■ **Extracted material**
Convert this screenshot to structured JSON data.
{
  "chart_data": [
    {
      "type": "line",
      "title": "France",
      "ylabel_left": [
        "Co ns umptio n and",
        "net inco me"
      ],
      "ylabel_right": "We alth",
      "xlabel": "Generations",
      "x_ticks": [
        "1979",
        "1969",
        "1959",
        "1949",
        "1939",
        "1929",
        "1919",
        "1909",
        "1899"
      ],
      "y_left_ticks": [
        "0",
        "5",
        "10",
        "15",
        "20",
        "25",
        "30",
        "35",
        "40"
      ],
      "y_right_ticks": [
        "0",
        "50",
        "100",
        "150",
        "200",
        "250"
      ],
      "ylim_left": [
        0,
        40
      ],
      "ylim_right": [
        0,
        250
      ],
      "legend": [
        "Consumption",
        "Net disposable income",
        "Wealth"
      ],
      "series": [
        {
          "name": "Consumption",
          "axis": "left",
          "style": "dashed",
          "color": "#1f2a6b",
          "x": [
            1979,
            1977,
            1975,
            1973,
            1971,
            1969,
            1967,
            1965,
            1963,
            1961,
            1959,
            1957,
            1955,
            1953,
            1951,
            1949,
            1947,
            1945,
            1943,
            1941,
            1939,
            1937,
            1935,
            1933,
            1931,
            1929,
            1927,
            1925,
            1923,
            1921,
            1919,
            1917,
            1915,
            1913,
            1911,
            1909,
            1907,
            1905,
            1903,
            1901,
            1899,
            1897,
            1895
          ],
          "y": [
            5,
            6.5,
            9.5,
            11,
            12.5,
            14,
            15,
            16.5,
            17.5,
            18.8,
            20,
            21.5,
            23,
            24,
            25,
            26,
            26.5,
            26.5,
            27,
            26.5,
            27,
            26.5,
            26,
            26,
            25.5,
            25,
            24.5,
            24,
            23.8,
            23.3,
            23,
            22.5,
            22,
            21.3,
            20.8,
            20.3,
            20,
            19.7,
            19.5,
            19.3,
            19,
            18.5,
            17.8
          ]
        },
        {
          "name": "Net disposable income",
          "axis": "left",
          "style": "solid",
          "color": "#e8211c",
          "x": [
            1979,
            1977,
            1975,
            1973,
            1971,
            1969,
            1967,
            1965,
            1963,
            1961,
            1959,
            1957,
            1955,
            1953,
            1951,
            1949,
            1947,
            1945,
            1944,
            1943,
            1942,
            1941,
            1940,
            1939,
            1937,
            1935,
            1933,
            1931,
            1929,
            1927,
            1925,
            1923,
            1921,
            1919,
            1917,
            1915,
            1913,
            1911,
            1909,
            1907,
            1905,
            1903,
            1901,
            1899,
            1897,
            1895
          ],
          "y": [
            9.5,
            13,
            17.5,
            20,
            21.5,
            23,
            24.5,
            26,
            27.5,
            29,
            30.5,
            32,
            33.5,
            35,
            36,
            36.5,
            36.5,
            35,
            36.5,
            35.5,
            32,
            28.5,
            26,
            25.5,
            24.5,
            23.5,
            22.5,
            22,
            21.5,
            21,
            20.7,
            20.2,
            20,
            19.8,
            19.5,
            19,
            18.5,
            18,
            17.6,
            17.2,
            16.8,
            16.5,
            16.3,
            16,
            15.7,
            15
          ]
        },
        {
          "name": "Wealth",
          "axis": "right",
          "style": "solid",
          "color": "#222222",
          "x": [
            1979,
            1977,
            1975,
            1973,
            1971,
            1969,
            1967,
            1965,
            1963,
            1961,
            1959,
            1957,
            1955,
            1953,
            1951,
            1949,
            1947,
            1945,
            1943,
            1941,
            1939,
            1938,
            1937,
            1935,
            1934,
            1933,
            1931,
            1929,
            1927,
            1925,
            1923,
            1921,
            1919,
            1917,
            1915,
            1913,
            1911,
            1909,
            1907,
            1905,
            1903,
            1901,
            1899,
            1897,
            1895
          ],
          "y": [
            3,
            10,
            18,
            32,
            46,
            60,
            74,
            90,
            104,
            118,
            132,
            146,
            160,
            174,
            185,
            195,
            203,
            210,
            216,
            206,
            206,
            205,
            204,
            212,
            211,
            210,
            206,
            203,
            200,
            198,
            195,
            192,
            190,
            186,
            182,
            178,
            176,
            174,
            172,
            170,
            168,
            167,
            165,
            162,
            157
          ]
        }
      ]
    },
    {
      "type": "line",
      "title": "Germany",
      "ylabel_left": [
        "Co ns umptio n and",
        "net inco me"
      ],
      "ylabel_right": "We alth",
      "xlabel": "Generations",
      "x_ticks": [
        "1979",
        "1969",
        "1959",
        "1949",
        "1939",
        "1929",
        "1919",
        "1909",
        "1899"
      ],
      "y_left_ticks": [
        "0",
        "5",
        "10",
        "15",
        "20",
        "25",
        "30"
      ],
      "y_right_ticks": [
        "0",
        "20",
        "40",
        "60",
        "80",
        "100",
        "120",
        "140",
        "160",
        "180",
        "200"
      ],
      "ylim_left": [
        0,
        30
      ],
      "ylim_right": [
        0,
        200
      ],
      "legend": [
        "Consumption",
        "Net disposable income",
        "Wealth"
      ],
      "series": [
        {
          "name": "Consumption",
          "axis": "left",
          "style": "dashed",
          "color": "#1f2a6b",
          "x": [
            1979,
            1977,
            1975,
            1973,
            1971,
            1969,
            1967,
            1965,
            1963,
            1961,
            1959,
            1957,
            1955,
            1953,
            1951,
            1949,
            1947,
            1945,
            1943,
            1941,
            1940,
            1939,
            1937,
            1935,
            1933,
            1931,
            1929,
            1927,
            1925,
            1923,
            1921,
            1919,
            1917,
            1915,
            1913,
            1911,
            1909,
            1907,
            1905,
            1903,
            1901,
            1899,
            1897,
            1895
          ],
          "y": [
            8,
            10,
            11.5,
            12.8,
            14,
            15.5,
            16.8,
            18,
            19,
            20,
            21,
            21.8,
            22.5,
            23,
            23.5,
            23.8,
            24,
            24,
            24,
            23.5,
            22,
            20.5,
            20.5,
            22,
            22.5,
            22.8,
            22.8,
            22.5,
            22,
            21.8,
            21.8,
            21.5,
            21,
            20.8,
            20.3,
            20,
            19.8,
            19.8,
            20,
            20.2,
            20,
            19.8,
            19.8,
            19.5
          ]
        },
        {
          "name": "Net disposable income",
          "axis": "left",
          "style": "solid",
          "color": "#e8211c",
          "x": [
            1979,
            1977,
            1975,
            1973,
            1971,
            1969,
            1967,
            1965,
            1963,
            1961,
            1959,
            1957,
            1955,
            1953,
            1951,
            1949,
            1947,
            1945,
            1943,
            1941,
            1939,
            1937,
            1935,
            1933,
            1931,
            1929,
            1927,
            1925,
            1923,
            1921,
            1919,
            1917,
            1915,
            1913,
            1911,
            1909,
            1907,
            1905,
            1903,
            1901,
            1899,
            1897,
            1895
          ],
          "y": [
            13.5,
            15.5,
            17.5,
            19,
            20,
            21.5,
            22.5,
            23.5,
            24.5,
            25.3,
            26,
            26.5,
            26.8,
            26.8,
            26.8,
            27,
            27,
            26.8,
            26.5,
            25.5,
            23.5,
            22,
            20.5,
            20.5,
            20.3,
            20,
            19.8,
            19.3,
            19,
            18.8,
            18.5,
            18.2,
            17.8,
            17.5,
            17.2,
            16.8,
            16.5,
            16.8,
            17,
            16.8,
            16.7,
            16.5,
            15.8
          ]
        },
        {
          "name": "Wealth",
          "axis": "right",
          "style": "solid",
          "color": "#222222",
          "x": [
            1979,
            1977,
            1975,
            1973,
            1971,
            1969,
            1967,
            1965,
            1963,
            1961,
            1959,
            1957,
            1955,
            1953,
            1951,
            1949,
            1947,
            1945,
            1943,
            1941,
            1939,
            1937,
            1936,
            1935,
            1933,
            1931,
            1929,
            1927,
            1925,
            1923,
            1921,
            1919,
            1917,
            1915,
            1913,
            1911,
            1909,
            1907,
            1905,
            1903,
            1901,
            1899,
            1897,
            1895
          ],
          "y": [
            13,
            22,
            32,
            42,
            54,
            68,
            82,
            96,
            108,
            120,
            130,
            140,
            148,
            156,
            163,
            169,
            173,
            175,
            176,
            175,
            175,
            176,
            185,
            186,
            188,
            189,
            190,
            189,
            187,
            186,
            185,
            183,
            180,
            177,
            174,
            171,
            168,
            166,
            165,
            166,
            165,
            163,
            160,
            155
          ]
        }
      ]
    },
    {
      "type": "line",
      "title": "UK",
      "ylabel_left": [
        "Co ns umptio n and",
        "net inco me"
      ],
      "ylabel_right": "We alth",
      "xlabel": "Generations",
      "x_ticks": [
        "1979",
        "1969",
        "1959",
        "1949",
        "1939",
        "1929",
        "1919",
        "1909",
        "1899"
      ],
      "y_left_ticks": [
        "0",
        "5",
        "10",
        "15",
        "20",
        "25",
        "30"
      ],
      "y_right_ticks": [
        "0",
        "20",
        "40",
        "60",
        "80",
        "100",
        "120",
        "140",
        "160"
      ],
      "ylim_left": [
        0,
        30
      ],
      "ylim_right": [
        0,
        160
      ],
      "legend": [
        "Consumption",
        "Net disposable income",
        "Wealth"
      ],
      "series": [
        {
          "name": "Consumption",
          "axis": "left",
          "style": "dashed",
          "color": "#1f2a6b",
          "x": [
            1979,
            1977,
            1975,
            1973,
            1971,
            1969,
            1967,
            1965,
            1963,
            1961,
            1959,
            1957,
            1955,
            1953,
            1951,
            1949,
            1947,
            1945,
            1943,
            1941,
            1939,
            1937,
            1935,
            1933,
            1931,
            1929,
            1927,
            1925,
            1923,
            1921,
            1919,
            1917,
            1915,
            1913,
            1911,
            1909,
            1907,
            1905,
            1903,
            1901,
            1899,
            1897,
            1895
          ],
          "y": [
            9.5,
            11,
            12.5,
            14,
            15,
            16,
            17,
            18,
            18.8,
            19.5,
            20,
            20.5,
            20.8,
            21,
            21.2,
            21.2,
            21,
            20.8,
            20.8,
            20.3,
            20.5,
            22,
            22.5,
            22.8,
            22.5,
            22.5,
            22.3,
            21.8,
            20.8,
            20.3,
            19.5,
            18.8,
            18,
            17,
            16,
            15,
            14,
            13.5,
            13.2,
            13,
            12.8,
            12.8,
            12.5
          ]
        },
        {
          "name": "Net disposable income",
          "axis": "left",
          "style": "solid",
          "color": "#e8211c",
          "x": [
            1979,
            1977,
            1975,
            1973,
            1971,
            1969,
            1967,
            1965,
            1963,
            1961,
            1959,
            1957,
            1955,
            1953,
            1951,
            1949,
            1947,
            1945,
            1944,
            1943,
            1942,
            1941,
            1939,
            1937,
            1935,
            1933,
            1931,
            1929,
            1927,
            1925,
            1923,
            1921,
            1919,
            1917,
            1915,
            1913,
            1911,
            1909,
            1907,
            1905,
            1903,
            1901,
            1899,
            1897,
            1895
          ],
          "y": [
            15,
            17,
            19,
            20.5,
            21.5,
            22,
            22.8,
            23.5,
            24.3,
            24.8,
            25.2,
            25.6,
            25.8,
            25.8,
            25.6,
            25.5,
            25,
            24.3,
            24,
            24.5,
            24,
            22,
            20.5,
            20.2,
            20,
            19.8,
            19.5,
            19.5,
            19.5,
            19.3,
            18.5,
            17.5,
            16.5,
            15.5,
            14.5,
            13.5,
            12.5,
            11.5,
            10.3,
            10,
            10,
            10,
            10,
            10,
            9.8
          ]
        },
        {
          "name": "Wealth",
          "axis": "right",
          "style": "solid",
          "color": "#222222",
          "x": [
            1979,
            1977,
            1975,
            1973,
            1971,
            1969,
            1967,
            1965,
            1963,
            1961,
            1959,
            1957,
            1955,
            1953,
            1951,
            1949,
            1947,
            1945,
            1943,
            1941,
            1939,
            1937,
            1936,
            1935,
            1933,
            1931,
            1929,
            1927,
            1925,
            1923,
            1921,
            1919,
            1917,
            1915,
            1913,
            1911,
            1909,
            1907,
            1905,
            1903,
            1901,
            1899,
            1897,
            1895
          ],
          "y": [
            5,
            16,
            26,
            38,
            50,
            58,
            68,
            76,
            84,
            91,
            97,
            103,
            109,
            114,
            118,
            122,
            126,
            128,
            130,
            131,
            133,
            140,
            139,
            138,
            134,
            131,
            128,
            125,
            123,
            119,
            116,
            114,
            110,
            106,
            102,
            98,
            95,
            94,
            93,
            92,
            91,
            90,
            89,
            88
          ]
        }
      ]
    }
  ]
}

■ **Exercise instructions**
Copy every line in the entries above that has the string "title" in it.

■ **Worked answer**
      "title": "France",
      "title": "Germany",
      "title": "UK",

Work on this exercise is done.